** Begin **

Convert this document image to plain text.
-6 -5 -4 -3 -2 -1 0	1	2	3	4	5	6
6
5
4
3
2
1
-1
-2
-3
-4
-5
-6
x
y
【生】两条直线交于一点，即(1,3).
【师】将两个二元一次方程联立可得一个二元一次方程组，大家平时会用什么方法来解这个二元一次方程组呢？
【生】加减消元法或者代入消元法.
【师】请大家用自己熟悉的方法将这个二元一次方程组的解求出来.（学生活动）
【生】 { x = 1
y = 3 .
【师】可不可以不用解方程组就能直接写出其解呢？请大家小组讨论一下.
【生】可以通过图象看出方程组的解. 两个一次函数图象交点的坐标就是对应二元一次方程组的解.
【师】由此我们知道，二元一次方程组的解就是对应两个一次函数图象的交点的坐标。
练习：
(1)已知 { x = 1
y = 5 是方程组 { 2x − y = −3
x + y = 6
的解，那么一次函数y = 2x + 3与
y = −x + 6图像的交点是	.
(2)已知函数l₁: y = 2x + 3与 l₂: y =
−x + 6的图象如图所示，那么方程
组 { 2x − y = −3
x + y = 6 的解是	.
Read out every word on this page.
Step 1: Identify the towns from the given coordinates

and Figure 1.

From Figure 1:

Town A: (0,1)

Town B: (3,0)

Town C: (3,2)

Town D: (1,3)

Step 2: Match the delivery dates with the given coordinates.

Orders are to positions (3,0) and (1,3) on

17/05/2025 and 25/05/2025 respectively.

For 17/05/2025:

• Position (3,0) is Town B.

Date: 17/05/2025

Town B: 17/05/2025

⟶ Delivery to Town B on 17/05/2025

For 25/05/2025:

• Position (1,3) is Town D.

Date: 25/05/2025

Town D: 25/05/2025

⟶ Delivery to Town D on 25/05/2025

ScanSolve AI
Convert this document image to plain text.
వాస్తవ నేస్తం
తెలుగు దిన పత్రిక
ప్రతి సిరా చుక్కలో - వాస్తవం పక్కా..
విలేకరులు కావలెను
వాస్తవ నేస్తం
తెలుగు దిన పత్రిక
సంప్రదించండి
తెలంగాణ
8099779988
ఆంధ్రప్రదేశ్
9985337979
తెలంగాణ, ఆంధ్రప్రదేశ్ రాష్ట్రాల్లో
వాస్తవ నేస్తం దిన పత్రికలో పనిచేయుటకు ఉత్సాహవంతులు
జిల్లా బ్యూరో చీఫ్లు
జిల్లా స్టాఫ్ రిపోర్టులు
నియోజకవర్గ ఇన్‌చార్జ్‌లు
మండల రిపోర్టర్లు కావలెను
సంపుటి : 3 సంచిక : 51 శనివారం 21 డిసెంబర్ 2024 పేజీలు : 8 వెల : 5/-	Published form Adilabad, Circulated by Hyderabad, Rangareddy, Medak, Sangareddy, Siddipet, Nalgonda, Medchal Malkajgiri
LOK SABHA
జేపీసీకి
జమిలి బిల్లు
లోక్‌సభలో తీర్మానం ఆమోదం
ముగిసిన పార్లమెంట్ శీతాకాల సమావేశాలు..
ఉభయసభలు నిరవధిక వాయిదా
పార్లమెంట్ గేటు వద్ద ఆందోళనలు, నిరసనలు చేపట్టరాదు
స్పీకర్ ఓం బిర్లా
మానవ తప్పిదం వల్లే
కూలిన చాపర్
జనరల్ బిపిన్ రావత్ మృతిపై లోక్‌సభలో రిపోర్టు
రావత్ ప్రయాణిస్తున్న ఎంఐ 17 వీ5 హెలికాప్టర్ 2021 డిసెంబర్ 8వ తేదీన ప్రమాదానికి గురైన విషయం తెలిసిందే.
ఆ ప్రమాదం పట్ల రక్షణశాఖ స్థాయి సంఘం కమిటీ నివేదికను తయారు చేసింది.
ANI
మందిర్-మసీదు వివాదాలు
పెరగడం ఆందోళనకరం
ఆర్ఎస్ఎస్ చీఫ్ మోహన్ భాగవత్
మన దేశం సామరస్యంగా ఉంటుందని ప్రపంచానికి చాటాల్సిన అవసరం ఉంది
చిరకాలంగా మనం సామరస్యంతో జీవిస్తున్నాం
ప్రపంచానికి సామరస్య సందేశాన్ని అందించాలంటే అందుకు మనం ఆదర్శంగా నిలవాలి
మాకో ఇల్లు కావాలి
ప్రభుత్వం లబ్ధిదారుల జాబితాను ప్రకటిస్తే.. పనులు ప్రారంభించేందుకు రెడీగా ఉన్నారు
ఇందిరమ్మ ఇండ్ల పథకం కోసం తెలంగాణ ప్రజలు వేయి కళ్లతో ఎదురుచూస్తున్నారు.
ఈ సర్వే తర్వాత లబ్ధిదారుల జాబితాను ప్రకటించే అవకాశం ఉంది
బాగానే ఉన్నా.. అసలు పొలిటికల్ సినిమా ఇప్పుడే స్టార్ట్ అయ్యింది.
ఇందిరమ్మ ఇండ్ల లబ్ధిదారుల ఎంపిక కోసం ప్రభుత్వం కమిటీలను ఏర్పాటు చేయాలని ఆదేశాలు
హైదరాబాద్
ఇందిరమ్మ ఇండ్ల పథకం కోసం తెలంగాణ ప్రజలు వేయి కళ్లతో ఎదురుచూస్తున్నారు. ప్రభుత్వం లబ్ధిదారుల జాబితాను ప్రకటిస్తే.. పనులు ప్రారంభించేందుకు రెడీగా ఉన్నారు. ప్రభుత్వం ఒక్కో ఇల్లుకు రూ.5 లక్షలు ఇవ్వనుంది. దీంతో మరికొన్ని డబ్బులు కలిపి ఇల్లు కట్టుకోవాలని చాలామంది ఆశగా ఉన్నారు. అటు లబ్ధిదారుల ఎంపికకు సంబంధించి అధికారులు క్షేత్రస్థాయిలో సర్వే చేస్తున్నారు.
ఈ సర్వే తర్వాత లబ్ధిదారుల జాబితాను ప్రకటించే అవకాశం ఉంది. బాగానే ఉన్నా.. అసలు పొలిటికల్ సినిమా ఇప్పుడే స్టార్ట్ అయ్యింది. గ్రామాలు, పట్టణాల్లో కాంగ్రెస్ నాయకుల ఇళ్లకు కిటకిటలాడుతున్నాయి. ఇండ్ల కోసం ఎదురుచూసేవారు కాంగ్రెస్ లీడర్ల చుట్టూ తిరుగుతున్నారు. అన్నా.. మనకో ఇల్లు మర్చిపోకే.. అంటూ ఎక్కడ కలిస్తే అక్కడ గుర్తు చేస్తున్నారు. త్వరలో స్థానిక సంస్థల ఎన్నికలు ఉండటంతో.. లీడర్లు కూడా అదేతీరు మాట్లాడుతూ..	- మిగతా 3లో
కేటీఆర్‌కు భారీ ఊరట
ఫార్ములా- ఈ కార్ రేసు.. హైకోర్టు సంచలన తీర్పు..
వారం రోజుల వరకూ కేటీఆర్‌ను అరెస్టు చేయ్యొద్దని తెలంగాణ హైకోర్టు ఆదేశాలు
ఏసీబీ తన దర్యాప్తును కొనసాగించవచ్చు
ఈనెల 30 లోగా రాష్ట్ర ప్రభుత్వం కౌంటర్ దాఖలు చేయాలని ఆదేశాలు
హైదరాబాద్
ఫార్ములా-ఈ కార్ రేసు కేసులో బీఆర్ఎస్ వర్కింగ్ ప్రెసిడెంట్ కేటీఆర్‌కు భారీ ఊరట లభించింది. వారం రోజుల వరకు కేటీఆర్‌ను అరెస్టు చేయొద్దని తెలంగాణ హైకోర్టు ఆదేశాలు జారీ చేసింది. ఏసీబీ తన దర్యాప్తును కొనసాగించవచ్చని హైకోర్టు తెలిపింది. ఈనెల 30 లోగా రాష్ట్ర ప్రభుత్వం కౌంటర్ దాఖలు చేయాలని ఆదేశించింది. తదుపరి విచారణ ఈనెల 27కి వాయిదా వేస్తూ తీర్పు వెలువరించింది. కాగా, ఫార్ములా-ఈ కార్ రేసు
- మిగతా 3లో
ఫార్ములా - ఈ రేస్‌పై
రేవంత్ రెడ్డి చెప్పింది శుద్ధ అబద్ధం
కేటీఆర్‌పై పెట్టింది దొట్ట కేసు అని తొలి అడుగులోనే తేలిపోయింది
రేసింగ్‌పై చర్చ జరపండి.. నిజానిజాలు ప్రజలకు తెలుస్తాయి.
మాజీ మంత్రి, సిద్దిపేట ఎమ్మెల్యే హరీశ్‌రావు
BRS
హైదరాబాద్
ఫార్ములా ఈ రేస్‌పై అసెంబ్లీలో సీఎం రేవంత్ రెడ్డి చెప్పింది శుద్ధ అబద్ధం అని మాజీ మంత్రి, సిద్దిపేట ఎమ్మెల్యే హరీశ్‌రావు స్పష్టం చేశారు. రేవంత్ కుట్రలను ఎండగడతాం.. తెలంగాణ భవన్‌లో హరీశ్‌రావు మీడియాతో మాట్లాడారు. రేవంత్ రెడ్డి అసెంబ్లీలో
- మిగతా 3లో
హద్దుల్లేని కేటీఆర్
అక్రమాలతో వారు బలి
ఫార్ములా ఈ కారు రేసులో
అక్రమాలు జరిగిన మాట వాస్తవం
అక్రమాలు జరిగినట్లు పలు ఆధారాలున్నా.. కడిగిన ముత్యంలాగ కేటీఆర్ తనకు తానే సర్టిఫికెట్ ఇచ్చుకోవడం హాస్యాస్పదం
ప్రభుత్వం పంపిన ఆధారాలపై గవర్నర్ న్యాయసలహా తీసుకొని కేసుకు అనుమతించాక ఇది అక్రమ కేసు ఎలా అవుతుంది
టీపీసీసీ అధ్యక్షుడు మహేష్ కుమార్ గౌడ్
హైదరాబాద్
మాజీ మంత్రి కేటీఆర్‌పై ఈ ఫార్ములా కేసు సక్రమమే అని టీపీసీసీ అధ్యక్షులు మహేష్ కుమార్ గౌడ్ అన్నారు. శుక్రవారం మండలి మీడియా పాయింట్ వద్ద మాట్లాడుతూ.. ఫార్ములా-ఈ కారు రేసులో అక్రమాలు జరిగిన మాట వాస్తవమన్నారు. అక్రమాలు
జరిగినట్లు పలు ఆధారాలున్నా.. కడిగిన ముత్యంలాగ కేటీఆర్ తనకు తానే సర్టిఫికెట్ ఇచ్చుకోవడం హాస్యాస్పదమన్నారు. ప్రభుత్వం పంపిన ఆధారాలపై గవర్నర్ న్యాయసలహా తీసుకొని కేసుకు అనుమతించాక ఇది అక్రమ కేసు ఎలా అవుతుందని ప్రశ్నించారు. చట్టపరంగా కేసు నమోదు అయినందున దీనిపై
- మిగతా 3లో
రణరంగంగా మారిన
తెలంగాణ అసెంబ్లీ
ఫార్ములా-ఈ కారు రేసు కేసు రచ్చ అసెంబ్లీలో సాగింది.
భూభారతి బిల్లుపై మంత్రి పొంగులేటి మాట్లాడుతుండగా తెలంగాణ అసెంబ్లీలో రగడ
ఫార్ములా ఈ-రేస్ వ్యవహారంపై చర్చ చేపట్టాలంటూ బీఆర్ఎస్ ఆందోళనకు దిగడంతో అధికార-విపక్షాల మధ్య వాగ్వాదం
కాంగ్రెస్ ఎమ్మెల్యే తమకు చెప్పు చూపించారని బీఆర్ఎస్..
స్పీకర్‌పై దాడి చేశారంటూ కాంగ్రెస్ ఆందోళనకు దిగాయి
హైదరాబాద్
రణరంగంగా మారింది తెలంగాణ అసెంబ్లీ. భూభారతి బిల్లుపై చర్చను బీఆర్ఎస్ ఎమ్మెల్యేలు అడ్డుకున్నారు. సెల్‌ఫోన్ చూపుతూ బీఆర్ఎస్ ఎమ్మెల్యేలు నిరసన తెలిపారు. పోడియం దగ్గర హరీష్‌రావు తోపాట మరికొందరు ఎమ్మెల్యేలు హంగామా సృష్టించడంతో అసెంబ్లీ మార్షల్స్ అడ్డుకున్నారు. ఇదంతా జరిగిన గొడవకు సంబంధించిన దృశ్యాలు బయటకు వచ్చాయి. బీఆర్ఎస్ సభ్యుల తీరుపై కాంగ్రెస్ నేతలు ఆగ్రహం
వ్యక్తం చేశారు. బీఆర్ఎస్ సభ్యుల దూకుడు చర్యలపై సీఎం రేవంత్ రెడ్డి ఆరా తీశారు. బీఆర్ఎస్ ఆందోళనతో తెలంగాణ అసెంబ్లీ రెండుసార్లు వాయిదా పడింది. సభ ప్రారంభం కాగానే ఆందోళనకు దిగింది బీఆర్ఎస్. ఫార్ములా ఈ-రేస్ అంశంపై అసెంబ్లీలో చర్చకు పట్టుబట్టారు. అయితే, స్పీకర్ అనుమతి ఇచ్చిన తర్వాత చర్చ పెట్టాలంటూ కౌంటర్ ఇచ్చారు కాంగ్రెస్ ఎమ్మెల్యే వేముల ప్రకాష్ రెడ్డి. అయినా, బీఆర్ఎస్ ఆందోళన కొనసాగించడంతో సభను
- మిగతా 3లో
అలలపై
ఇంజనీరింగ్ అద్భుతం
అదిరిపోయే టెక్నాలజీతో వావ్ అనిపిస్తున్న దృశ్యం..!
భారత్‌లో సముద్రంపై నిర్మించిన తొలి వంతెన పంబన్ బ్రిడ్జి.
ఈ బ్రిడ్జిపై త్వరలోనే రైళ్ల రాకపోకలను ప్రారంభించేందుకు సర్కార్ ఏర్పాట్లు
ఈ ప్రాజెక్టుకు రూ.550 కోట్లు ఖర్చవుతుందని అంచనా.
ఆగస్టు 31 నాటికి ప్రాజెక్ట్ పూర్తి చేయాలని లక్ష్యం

** End **

**What is required:** Count every line above that holds the word "coordinates", and state the number and nothing more.

**Solution below:** 2